### What the task asks
Every entry must be echoed exactly.

### Data for this exercise
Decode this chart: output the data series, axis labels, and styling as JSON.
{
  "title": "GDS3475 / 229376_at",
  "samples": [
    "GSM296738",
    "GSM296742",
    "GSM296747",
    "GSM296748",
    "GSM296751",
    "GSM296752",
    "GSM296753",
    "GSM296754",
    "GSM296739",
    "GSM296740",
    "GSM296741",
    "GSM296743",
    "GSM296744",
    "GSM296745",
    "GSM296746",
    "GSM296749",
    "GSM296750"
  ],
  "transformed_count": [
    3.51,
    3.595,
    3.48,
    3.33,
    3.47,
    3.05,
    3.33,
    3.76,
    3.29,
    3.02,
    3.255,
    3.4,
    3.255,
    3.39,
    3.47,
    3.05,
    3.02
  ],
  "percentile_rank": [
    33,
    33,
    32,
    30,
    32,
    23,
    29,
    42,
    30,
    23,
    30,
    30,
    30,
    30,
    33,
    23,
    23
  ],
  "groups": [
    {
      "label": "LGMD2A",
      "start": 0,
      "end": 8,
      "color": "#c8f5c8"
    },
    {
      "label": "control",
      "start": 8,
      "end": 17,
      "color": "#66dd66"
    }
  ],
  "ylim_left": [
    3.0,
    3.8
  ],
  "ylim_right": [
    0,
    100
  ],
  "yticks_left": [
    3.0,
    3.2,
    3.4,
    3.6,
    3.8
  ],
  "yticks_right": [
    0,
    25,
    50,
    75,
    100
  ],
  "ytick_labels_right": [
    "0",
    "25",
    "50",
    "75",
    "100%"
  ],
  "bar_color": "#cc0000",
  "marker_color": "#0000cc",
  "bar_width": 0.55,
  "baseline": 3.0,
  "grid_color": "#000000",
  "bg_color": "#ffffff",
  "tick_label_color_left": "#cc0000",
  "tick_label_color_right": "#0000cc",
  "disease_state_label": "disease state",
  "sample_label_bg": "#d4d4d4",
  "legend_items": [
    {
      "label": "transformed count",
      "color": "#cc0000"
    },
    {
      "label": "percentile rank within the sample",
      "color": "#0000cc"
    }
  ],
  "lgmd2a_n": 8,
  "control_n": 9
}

### Result
Decode this chart: output the data series, axis labels, and styling as JSON.
{
  "title": "GDS3475 / 229376_at",
  "samples": [
    "GSM296738",
    "GSM296742",
    "GSM296747",
    "GSM296748",
    "GSM296751",
    "GSM296752",
    "GSM296753",
    "GSM296754",
    "GSM296739",
    "GSM296740",
    "GSM296741",
    "GSM296743",
    "GSM296744",
    "GSM296745",
    "GSM296746",
    "GSM296749",
    "GSM296750"
  ],
  "transformed_count": [
    3.51,
    3.595,
    3.48,
    3.33,
    3.47,
    3.05,
    3.33,
    3.76,
    3.29,
    3.02,
    3.255,
    3.4,
    3.255,
    3.39,
    3.47,
    3.05,
    3.02
  ],
  "percentile_rank": [
    33,
    33,
    32,
    30,
    32,
    23,
    29,
    42,
    30,
    23,
    30,
    30,
    30,
    30,
    33,
    23,
    23
  ],
  "groups": [
    {
      "label": "LGMD2A",
      "start": 0,
      "end": 8,
      "color": "#c8f5c8"
    },
    {
      "label": "control",
      "start": 8,
      "end": 17,
      "color": "#66dd66"
    }
  ],
  "ylim_left": [
    3.0,
    3.8
  ],
  "ylim_right": [
    0,
    100
  ],
  "yticks_left": [
    3.0,
    3.2,
    3.4,
    3.6,
    3.8
  ],
  "yticks_right": [
    0,
    25,
    50,
    75,
    100
  ],
  "ytick_labels_right": [
    "0",
    "25",
    "50",
    "75",
    "100%"
  ],
  "bar_color": "#cc0000",
  "marker_color": "#0000cc",
  "bar_width": 0.55,
  "baseline": 3.0,
  "grid_color": "#000000",
  "bg_color": "#ffffff",
  "tick_label_color_left": "#cc0000",
  "tick_label_color_right": "#0000cc",
  "disease_state_label": "disease state",
  "sample_label_bg": "#d4d4d4",
  "legend_items": [
    {
      "label": "transformed count",
      "color": "#cc0000"
    },
    {
      "label": "percentile rank within the sample",
      "color": "#0000cc"
    }
  ],
  "lgmd2a_n": 8,
  "control_n": 9
}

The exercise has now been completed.